▸ **Work to complete**:
Locate and copy all lines bearing the word "kwestionariuszy".

• • • • •

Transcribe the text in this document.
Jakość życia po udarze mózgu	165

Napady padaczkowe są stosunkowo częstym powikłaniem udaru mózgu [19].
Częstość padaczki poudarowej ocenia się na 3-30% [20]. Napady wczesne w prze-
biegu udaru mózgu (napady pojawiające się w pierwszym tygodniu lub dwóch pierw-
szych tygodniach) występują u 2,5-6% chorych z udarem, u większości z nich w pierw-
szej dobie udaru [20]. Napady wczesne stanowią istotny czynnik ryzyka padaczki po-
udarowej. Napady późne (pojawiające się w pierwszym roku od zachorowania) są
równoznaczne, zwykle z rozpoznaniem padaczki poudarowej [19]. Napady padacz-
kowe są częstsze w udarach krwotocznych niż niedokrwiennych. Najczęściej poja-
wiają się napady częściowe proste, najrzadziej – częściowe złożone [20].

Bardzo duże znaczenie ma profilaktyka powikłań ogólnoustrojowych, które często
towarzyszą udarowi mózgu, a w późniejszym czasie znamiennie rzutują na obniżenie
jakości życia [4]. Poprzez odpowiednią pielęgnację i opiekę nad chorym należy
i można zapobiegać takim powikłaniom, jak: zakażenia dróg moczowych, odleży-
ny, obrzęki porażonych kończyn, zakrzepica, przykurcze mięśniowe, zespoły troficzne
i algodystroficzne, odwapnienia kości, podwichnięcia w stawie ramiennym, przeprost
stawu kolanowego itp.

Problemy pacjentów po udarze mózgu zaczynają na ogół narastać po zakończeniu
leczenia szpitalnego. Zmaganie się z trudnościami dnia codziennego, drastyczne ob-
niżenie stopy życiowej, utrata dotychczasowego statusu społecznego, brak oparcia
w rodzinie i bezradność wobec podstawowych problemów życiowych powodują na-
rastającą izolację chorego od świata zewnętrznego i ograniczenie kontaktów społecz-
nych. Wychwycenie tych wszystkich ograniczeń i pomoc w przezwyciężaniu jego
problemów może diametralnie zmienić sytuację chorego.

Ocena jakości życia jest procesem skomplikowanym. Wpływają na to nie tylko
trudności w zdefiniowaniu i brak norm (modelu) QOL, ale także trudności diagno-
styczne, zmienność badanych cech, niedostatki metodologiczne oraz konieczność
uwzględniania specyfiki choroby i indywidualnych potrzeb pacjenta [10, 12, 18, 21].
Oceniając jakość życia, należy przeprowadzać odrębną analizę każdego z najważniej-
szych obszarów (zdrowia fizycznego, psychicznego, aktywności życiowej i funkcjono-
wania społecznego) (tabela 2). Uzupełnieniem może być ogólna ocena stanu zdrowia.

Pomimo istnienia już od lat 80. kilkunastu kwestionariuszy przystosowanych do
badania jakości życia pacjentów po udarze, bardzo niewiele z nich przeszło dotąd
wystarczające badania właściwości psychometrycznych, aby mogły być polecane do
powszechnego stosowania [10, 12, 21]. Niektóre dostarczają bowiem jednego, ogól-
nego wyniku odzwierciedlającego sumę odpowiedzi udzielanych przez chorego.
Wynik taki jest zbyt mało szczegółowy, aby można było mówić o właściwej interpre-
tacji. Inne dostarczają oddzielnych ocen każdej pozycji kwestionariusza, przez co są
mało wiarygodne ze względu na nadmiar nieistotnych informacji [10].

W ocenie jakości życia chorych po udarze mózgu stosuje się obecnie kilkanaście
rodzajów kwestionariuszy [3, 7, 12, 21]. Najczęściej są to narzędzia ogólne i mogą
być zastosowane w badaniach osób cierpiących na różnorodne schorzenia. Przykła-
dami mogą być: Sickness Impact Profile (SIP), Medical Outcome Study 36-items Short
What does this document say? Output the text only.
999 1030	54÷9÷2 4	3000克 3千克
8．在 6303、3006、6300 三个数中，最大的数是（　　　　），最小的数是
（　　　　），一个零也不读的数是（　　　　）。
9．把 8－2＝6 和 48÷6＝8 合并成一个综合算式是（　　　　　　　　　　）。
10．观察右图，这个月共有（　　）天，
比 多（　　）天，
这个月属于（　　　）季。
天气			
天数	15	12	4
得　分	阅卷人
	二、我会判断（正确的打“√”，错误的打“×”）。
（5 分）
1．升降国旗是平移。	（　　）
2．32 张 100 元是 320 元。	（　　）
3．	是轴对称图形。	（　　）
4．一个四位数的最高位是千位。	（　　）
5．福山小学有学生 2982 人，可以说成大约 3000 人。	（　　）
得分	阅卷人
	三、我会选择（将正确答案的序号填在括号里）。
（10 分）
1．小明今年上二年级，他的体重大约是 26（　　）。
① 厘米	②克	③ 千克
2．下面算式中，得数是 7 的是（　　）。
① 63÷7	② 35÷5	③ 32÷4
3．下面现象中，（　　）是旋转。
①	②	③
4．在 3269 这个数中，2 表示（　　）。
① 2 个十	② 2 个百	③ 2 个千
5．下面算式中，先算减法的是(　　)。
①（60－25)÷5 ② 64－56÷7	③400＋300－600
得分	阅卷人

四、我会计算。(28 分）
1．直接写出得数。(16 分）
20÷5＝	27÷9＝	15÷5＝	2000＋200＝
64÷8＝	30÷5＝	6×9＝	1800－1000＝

• • • • •

▸ **Finished exercise**:
Pomimo istnienia już od lat 80. kilkunastu kwestionariuszy przystosowanych do
rodzajów kwestionariuszy [3, 7, 12, 21]. Najczęściej są to narzędzia ogólne i mogą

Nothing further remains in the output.